■ Extrait fourni
La première mesure du responsable de parc vise donc à décarboner sa flotte en privilégiant deux actions. On peut tout d’abord limiter les trajets. Moins de temps sur la route signifie davantage de temps pour travailler et cela abaisse par exemple une location sur quatre ans de 80 000 à 60 000 km, soit une économie importante. Ce responsable peut aussi développer le télétravail et pousser à remplacer les réunions en présentiel par des visio-conférences.
Décarboner sa flotte…

Ensuite, la restriction du nombre des déplacements se conjugue à l’électrification puisque les besoins sont moindres. D’où l’occasion d’intégrer dans son catalogue des modèles plus frugaux.
« Concrètement, ajoute Patrick Martinoli pour PCDM Automotive, le gestionnaire pourra analyser sa flotte, puis proposer le véhicule adéquat à chaque type de collaborateurs. Celui qui ne roule qu’en ville se verra doté d’un véhicule électrique. On offre le bon modèle au bon collaborateur et l’on fait donc œuvre de RSE. »
C’est la pratique du CEA de Grenoble qui a entamé de longue date une politique de verdissement. « 80 % de notre flotte est “vertueuse“ en termes de rejets de GES, pointe Bruno Renard. Nous renouvelons ce parc en nous tournant vers des modèles électriques ou des voitures essence à très bas rejets de CO2. Et, nous offrons des formations afin que les conducteurs consomment moins en améliorant leur conduite. Nous avons ainsi diminué notre flotte de 30 % en cinq ans en multipliant les usages communs et l’autopartage. »
C’est aussi le cas de GLS France, filiale du britannique Royal Mail. Fort de 1 500 collaborateurs en France et d’un parc de 3 200 véhicules appartenant en grande majorité à ses sous-traitants, ce transporteur vise la neutralité en CO2 en 2035-2040. Avec une politique en plusieurs étapes. GLS France s’est ainsi doté d’un éclairage LED ou de chaînes de mécanisation moins énergivores. Cette entreprise a aussi changé de fournisseur en électricité pour se rapprocher d’un prestataire garantissant une électricité renouvelable (éolien, biomasse). Et des études sont en cours pour mettre en place des panneaux photovoltaïques, des toitures végétalisées, des récupérateurs d’eau de pluie ou des turbines éoliennes de toiture sur les bâtiments.

■ Actions demandées
1. Selon l'extrait sur la décarbonation des flottes, de quel pourcentage le CEA de Grenoble a-t-il réduit sa flotte en cinq ans ?
2. Prolongez le texte sur la décarbonation des flottes d'entreprise à partir de sa dernière phrase.

■ Données fournies
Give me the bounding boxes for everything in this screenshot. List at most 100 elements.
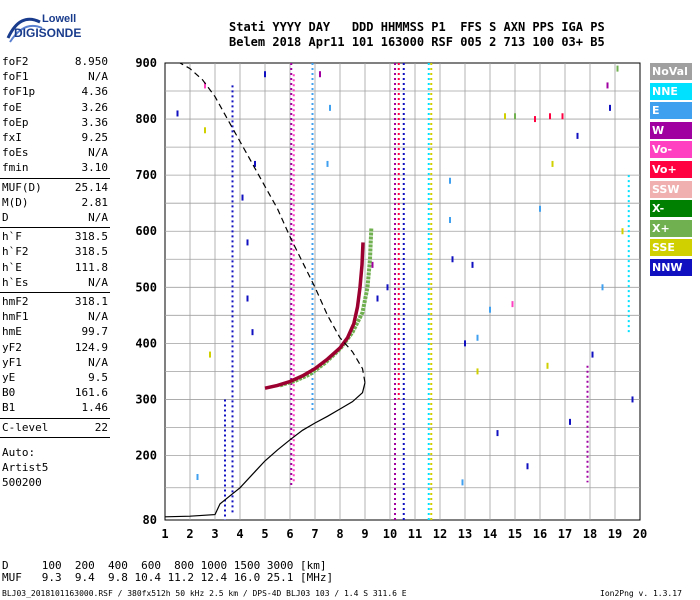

■ Réponses dans l'ordre
1. De 30 %.

2.
… et compenser ses émissions
GLS France a aussi construit des dispositifs comme la possibilité de livrer les colis chez des voisins. Cela résout le problème des clients absents et des allers-retours pour les livrer. L’entreprise mise aussi sur la gratuité de la recharge sur ses bornes pour les collaborateurs. Enfin, GLS France a décidé de compenser ses émissions en plantant des arbres au Brésil, en Inde, au Pérou ou en France. « Mais le gros de nos émissions de GES demeure la flotte, soit 90 % de nos rejets en gaz carbonique », précise Cyrille Bouquin-Nicolas, responsable des questions environnementales. Qui multiplie les actions pour verdir ce parc.
Autre illustration : pour sa propre flotte, ALD a défini depuis mi-2021 une car policy où les collaborateurs peuvent uniquement choisir des modèles électriques ou hybrides rechargeables. Avec un système ouvert à d’autres formes de mobilité : selon ses besoins, un collaborateur peut bénéficier d’une voiture électrique de fonction comme une Nissan Leaf, et d’un package pour louer soixante jours par an un véhicule thermique pour les vacances ou les week-ends. Et pour les trajets professionnels longs, le collaborateur est invité à prendre le train.
Des mesures techniques
Le gestionnaire de flotte aura aussi à développer toute une série de mesures techniques. La plus complexe reste celle relative à la recharge électrique. Il faudra alors proposer des recharges rapides (les plus onéreuses) aux collaborateurs qui ont besoin de rouler tous les jours, ou des recharges lentes ou semi-rapides pour les autres.
GLS France développe ainsi des solutions avec des bornes multiples et offre de l’électricité aux véhicules qui en ont le plus besoin. « Ces investissements vont de 25 000 à 150 000 euros », prévient Cyrille Bouquin-Nicolas. Se pose alors la question du choix d’un opérateur de mobilité approprié pour fournir des recharges partout en France. GLS France a opté pour les applications Chargemap, ABB ou Shell Recharge Solutions.
Enfin, il sera important de faire correspondre les véhicules aux déplacements. L’électrique va donc s’imposer sur les trajets urbains alors qu’il faudra réserver les modèles à hydrogène dotés d’une plus grande autonomie aux parcours ruraux. Ce qui impose au gestionnaire de s’entendre avec le responsable des infrastructures ou des services généraux, voire avec celui des RH.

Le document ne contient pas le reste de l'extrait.